Document excerpt:
______

Re: Memory usage during sorting - Mailing list pgsql-hackers

From Peter Geoghegan
Subject Re: Memory usage during sorting
Date
Msg-id CAEYLb_WuP-POiDykip0Dcdy07k3GC5Dn4riK5BFY-JWg8Eq9RA@mail.gmail.com
Whole thread Raw
In response to Re: Memory usage during sorting  (Greg Stark <stark@mit.edu>)
Responses Re: Memory usage during sorting  (Peter Geoghegan <peter@2ndquadrant.com>)
List pgsql-hackers
On 13 April 2012 16:03, Greg Stark <stark@mit.edu> wrote:
> Fwiw it also only holds for comparison sorts. If you can sort your
> items without actually comparing each item with the others then you
> aren't bound by it at all. Notably algorithms like radix sort and
> direct sort aren't bound by it and are O(n). I'm hoping to look at
> trying some of these for integer sorts when they apply using the new
> sort specialization code Peter added.

______

Recorded data:
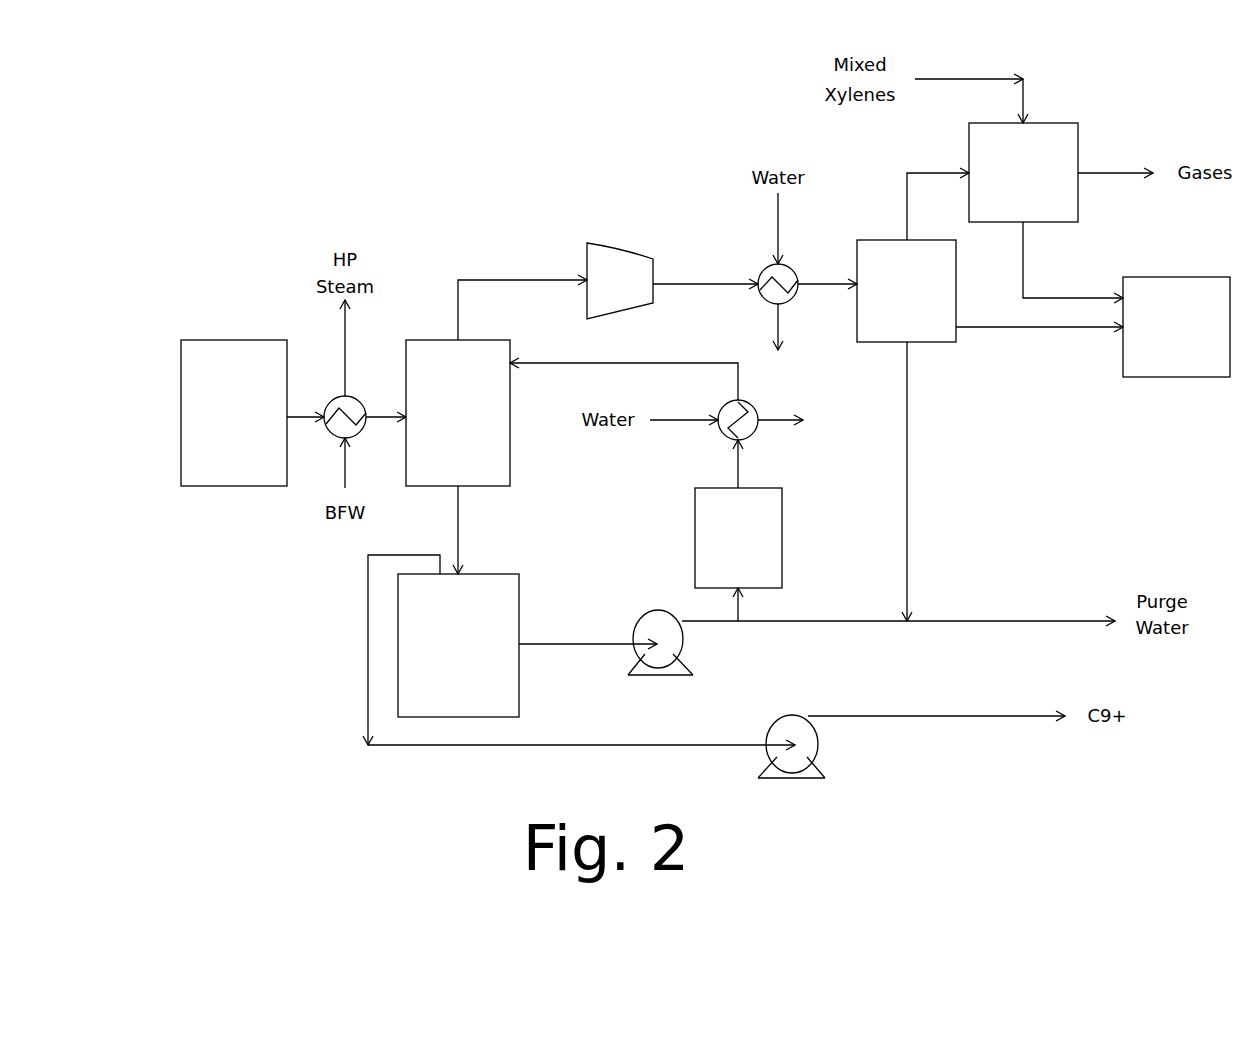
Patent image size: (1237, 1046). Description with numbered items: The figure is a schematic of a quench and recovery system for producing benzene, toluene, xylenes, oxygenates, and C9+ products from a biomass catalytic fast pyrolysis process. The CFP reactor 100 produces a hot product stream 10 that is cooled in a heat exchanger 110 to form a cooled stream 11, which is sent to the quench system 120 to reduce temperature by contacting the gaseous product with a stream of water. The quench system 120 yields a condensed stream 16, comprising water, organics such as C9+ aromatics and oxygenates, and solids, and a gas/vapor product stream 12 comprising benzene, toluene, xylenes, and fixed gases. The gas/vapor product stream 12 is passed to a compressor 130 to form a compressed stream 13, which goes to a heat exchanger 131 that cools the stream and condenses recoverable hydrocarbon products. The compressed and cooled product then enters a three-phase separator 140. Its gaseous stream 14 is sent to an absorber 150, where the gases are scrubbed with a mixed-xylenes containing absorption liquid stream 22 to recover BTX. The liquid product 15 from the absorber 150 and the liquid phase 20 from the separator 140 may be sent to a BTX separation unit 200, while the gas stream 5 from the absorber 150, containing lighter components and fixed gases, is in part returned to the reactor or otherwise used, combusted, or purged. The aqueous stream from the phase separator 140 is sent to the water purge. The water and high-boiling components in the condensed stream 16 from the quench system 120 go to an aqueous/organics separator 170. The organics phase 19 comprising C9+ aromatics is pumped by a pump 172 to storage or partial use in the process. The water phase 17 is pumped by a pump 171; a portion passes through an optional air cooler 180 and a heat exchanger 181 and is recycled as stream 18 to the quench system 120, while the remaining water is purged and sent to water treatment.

______

Objective:
Rewrite the part of the sorting message that opens with the words containing "Re: Memory usage during sorting - Mailing" and closes with "sorting  (Greg Stark <stark@mit.edu>)", putting "Memory consumption" wherever "Memory usage" appears.

Correct output:
Re: Memory consumption during sorting - Mailing list pgsql-hackers

From Peter Geoghegan
Subject Re: Memory consumption during sorting
Date
Msg-id CAEYLb_WuP-POiDykip0Dcdy07k3GC5Dn4riK5BFY-JWg8Eq9RA@mail.gmail.com
Whole thread Raw
In response to Re: Memory consumption during sorting  (Greg Stark <stark@mit.edu>)